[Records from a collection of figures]

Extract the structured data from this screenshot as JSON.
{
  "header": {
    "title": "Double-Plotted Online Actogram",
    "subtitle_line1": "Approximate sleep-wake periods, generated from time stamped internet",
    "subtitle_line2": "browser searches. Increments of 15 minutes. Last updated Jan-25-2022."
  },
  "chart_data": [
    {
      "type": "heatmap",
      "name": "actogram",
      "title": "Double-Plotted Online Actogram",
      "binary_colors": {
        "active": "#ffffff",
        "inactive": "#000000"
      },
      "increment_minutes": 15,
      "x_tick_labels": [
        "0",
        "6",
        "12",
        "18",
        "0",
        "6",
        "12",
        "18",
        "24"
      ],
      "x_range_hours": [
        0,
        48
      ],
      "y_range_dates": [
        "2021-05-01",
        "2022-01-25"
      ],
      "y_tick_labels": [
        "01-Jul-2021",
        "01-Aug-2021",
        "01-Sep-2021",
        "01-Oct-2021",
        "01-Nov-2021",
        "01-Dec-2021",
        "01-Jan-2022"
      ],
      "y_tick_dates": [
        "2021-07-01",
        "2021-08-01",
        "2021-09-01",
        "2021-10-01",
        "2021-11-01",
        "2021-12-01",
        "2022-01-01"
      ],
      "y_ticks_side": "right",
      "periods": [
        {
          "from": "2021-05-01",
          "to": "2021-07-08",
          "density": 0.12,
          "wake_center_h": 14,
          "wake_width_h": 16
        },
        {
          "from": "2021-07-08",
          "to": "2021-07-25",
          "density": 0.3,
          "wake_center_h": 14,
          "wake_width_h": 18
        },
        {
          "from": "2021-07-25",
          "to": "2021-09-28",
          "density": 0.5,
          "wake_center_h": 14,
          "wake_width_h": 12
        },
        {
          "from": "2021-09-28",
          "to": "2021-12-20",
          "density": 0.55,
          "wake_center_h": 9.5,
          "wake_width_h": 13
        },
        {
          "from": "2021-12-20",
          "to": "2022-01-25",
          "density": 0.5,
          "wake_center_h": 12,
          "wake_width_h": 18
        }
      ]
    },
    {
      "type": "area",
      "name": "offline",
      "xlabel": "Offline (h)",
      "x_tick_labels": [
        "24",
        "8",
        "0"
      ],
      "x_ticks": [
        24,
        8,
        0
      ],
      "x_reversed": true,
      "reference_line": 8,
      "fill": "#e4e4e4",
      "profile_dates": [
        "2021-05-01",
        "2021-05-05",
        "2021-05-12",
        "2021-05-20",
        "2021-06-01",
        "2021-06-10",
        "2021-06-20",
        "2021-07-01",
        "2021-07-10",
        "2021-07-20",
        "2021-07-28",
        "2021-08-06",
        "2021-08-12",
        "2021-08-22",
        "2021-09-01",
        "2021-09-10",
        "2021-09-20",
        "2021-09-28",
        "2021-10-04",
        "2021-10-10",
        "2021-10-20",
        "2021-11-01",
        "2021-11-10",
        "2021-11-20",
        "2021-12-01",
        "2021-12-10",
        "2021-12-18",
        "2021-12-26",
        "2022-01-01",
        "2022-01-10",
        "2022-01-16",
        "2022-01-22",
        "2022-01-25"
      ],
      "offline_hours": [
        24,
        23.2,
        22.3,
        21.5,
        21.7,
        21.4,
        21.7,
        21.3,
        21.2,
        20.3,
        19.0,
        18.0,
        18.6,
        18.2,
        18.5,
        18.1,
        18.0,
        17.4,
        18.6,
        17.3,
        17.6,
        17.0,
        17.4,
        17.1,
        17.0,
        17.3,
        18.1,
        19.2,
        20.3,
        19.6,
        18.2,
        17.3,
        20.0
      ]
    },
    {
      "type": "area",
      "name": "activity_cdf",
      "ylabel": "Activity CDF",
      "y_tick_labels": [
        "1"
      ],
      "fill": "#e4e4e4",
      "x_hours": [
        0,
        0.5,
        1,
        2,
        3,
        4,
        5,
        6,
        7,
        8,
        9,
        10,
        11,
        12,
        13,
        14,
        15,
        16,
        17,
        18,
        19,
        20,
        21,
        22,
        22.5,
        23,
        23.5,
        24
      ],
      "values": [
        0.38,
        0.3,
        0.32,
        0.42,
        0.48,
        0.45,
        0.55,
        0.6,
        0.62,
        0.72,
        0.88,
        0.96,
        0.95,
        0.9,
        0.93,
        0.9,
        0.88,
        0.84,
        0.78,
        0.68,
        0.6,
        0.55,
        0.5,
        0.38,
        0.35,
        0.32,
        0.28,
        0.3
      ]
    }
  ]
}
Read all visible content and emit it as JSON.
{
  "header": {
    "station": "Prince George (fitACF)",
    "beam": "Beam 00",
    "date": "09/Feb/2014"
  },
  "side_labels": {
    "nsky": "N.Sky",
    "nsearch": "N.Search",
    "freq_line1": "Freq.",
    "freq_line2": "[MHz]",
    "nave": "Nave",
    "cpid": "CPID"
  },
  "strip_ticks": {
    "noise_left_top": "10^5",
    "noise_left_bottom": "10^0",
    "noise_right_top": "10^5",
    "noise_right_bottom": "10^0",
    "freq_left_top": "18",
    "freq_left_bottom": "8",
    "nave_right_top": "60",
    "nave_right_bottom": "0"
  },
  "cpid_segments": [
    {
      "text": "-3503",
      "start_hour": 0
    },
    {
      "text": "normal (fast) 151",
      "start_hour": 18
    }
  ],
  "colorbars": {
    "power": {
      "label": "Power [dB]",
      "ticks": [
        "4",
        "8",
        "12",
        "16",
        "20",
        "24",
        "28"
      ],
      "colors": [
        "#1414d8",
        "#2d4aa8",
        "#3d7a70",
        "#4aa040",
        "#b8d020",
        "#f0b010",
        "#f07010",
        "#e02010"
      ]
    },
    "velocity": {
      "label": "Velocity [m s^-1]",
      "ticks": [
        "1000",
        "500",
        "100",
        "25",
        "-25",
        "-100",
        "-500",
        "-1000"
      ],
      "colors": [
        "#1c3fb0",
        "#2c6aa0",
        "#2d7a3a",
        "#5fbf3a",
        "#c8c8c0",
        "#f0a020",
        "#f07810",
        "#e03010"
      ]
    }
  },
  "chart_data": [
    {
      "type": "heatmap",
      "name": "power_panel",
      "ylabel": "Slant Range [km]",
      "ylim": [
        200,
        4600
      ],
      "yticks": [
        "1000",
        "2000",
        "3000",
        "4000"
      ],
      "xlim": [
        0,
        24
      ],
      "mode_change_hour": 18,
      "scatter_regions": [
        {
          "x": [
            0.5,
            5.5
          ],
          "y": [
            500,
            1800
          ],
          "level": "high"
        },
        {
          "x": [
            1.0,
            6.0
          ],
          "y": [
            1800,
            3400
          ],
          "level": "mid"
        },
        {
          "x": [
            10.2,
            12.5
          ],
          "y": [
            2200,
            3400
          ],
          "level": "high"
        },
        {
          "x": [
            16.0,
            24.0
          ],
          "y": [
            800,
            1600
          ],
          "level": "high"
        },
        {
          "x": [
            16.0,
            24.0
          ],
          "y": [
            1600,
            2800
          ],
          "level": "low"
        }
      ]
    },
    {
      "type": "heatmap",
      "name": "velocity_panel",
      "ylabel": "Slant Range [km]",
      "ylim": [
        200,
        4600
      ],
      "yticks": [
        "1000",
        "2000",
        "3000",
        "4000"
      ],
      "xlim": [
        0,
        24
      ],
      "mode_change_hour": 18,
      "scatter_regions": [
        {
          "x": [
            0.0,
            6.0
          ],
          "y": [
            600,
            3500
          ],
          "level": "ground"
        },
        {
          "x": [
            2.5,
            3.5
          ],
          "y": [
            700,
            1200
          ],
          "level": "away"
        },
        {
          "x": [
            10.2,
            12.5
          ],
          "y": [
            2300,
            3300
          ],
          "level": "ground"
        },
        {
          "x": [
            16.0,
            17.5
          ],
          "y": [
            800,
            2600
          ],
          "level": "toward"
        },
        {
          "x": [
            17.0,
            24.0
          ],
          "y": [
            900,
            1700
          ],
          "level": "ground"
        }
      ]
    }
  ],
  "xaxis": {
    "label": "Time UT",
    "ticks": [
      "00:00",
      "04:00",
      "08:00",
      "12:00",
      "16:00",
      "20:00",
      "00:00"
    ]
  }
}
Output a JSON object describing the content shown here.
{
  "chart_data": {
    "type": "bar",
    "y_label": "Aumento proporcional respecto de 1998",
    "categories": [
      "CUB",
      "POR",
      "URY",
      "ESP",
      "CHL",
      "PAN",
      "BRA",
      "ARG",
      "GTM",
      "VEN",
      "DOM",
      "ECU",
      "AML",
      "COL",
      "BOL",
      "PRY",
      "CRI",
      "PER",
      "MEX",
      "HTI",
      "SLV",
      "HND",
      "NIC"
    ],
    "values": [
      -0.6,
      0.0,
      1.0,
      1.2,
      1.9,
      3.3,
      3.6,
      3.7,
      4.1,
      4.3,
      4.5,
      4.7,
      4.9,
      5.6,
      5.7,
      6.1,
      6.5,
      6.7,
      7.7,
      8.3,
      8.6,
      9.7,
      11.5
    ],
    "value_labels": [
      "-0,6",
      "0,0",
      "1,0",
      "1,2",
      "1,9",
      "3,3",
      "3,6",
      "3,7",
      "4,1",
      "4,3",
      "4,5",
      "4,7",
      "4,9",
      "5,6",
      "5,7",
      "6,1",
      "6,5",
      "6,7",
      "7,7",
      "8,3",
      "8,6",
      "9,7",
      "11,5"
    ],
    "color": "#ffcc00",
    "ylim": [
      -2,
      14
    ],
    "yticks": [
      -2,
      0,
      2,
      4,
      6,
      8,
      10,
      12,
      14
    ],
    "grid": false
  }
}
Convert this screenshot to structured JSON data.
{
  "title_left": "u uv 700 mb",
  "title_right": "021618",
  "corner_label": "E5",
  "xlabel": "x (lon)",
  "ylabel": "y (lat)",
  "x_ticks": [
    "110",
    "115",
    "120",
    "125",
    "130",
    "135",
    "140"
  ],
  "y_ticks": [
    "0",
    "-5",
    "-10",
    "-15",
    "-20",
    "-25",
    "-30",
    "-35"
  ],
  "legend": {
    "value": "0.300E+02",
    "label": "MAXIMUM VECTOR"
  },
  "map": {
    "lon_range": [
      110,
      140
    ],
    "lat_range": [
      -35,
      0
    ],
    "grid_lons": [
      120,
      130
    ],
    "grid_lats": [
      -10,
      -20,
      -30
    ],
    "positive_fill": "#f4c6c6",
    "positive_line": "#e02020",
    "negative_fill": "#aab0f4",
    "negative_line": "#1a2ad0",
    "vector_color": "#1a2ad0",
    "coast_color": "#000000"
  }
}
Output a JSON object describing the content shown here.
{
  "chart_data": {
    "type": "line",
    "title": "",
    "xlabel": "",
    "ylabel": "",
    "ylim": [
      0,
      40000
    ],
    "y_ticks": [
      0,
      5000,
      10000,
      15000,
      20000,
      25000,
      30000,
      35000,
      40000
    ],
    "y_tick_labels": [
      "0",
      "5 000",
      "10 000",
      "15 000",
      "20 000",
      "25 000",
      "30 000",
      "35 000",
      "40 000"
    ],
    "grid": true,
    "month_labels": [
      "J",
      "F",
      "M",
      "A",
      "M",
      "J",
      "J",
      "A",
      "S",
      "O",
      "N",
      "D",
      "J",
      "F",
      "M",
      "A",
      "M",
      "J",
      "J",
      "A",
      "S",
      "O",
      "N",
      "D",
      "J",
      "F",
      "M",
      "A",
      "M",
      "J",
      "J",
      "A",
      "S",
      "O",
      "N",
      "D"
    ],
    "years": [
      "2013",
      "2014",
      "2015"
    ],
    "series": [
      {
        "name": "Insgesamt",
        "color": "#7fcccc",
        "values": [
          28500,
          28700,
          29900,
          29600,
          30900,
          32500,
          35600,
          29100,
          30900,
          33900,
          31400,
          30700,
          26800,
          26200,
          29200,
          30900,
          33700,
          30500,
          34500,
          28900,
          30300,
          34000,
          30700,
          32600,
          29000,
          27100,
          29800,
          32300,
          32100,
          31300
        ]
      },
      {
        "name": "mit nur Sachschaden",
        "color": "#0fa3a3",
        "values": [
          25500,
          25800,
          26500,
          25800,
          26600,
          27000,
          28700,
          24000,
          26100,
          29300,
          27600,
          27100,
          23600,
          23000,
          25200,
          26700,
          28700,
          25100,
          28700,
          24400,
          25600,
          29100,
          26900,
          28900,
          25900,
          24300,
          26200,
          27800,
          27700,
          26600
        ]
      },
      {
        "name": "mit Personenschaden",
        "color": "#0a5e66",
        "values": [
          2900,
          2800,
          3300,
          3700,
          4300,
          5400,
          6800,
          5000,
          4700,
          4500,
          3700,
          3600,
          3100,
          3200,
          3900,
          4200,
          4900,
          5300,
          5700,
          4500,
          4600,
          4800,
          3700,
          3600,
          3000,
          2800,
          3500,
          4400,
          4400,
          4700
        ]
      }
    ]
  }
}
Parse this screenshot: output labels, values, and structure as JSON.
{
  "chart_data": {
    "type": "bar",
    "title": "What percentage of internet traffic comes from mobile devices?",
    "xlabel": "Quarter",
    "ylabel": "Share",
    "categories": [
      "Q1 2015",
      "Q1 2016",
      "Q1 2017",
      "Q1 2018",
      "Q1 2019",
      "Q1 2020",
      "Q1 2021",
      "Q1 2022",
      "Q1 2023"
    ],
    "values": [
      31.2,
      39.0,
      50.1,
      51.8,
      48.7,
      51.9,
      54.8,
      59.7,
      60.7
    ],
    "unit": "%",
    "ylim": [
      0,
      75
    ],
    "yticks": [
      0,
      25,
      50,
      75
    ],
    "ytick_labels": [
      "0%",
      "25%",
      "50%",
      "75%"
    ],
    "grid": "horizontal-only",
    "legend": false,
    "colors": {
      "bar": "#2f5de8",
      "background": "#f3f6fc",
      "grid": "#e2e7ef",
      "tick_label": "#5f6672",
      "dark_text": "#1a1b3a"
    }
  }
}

PROBLEM. Write out once more the lines above beginning at the line with "Parse this screenshot: output"; continue through the final line and stop there.

CORRECT RESULT.
Parse this screenshot: output labels, values, and structure as JSON.
{
  "chart_data": {
    "type": "bar",
    "title": "What percentage of internet traffic comes from mobile devices?",
    "xlabel": "Quarter",
    "ylabel": "Share",
    "categories": [
      "Q1 2015",
      "Q1 2016",
      "Q1 2017",
      "Q1 2018",
      "Q1 2019",
      "Q1 2020",
      "Q1 2021",
      "Q1 2022",
      "Q1 2023"
    ],
    "values": [
      31.2,
      39.0,
      50.1,
      51.8,
      48.7,
      51.9,
      54.8,
      59.7,
      60.7
    ],
    "unit": "%",
    "ylim": [
      0,
      75
    ],
    "yticks": [
      0,
      25,
      50,
      75
    ],
    "ytick_labels": [
      "0%",
      "25%",
      "50%",
      "75%"
    ],
    "grid": "horizontal-only",
    "legend": false,
    "colors": {
      "bar": "#2f5de8",
      "background": "#f3f6fc",
      "grid": "#e2e7ef",
      "tick_label": "#5f6672",
      "dark_text": "#1a1b3a"
    }
  }
}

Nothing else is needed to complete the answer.